_Record set_.
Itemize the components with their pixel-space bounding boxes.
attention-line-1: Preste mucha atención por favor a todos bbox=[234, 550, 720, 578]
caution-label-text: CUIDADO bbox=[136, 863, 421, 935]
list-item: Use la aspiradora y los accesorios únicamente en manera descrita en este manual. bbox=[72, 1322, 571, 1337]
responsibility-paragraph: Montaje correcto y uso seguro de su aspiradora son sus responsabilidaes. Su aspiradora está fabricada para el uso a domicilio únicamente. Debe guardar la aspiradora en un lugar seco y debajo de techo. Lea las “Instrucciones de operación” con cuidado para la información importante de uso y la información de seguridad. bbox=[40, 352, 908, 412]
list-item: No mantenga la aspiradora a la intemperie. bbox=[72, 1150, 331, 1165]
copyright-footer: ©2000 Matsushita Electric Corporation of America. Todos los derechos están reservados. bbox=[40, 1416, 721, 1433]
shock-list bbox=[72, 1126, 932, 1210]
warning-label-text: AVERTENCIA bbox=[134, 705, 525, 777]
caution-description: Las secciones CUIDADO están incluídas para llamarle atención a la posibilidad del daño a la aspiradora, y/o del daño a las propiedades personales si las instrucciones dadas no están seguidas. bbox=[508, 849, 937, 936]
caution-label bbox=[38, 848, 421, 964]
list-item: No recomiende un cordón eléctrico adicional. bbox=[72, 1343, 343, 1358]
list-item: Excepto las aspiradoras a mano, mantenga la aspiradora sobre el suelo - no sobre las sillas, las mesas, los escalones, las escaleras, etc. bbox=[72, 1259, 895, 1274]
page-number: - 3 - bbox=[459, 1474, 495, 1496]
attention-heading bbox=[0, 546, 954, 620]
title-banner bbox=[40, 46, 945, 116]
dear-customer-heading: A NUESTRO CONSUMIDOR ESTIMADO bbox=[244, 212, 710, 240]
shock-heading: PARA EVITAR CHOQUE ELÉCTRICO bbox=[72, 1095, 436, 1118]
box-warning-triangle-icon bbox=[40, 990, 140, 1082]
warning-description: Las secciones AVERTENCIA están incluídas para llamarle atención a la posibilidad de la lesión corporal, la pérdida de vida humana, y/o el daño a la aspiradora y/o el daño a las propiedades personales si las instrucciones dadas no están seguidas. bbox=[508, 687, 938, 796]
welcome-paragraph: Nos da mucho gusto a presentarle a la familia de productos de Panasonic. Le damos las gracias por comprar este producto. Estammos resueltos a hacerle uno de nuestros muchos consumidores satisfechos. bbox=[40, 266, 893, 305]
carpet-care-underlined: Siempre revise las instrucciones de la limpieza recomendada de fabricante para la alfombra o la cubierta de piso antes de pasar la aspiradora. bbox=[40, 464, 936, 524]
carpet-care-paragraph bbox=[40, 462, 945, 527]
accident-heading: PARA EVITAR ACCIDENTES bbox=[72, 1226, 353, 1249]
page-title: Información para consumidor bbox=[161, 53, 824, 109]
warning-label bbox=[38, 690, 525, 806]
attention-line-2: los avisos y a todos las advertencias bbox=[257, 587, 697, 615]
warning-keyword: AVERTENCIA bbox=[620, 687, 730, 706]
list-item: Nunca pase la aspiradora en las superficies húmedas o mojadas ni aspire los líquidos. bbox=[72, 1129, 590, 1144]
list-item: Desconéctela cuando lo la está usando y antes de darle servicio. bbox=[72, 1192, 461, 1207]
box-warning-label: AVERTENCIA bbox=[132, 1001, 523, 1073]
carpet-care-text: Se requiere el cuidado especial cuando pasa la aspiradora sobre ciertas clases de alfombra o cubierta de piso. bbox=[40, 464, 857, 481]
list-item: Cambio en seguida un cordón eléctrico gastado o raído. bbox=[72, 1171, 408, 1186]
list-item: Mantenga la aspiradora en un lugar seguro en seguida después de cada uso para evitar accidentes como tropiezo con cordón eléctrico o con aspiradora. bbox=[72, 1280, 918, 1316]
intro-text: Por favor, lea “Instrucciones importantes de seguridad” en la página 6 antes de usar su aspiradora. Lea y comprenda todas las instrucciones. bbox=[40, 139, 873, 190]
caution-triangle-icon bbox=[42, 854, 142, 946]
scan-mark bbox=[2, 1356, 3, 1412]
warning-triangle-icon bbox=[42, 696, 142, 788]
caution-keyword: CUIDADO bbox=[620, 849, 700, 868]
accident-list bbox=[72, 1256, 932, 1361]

_Problem to solve_. Rewrite all the records with "list-item" swapped for "list-entry" everywhere it occurs, leaving everything else the same.

_The solution_.
Itemize the components with their pixel-space bounding boxes.
attention-line-1: Preste mucha atención por favor a todos bbox=[234, 550, 720, 578]
caution-label-text: CUIDADO bbox=[136, 863, 421, 935]
list-entry: Use la aspiradora y los accesorios únicamente en manera descrita en este manual. bbox=[72, 1322, 571, 1337]
responsibility-paragraph: Montaje correcto y uso seguro de su aspiradora son sus responsabilidaes. Su aspiradora está fabricada para el uso a domicilio únicamente. Debe guardar la aspiradora en un lugar seco y debajo de techo. Lea las “Instrucciones de operación” con cuidado para la información importante de uso y la información de seguridad. bbox=[40, 352, 908, 412]
list-entry: No mantenga la aspiradora a la intemperie. bbox=[72, 1150, 331, 1165]
copyright-footer: ©2000 Matsushita Electric Corporation of America. Todos los derechos están reservados. bbox=[40, 1416, 721, 1433]
shock-list bbox=[72, 1126, 932, 1210]
warning-label-text: AVERTENCIA bbox=[134, 705, 525, 777]
caution-description: Las secciones CUIDADO están incluídas para llamarle atención a la posibilidad del daño a la aspiradora, y/o del daño a las propiedades personales si las instrucciones dadas no están seguidas. bbox=[508, 849, 937, 936]
caution-label bbox=[38, 848, 421, 964]
list-entry: No recomiende un cordón eléctrico adicional. bbox=[72, 1343, 343, 1358]
list-entry: Excepto las aspiradoras a mano, mantenga la aspiradora sobre el suelo - no sobre las sillas, las mesas, los escalones, las escaleras, etc. bbox=[72, 1259, 895, 1274]
page-number: - 3 - bbox=[459, 1474, 495, 1496]
attention-heading bbox=[0, 546, 954, 620]
title-banner bbox=[40, 46, 945, 116]
dear-customer-heading: A NUESTRO CONSUMIDOR ESTIMADO bbox=[244, 212, 710, 240]
shock-heading: PARA EVITAR CHOQUE ELÉCTRICO bbox=[72, 1095, 436, 1118]
box-warning-triangle-icon bbox=[40, 990, 140, 1082]
warning-description: Las secciones AVERTENCIA están incluídas para llamarle atención a la posibilidad de la lesión corporal, la pérdida de vida humana, y/o el daño a la aspiradora y/o el daño a las propiedades personales si las instrucciones dadas no están seguidas. bbox=[508, 687, 938, 796]
welcome-paragraph: Nos da mucho gusto a presentarle a la familia de productos de Panasonic. Le damos las gracias por comprar este producto. Estammos resueltos a hacerle uno de nuestros muchos consumidores satisfechos. bbox=[40, 266, 893, 305]
carpet-care-underlined: Siempre revise las instrucciones de la limpieza recomendada de fabricante para la alfombra o la cubierta de piso antes de pasar la aspiradora. bbox=[40, 464, 936, 524]
carpet-care-paragraph bbox=[40, 462, 945, 527]
accident-heading: PARA EVITAR ACCIDENTES bbox=[72, 1226, 353, 1249]
page-title: Información para consumidor bbox=[161, 53, 824, 109]
warning-label bbox=[38, 690, 525, 806]
attention-line-2: los avisos y a todos las advertencias bbox=[257, 587, 697, 615]
warning-keyword: AVERTENCIA bbox=[620, 687, 730, 706]
list-entry: Nunca pase la aspiradora en las superficies húmedas o mojadas ni aspire los líquidos. bbox=[72, 1129, 590, 1144]
list-entry: Desconéctela cuando lo la está usando y antes de darle servicio. bbox=[72, 1192, 461, 1207]
box-warning-label: AVERTENCIA bbox=[132, 1001, 523, 1073]
carpet-care-text: Se requiere el cuidado especial cuando pasa la aspiradora sobre ciertas clases de alfombra o cubierta de piso. bbox=[40, 464, 857, 481]
list-entry: Cambio en seguida un cordón eléctrico gastado o raído. bbox=[72, 1171, 408, 1186]
list-entry: Mantenga la aspiradora en un lugar seguro en seguida después de cada uso para evitar accidentes como tropiezo con cordón eléctrico o con aspiradora. bbox=[72, 1280, 918, 1316]
intro-text: Por favor, lea “Instrucciones importantes de seguridad” en la página 6 antes de usar su aspiradora. Lea y comprenda todas las instrucciones. bbox=[40, 139, 873, 190]
caution-triangle-icon bbox=[42, 854, 142, 946]
scan-mark bbox=[2, 1356, 3, 1412]
warning-triangle-icon bbox=[42, 696, 142, 788]
caution-keyword: CUIDADO bbox=[620, 849, 700, 868]
accident-list bbox=[72, 1256, 932, 1361]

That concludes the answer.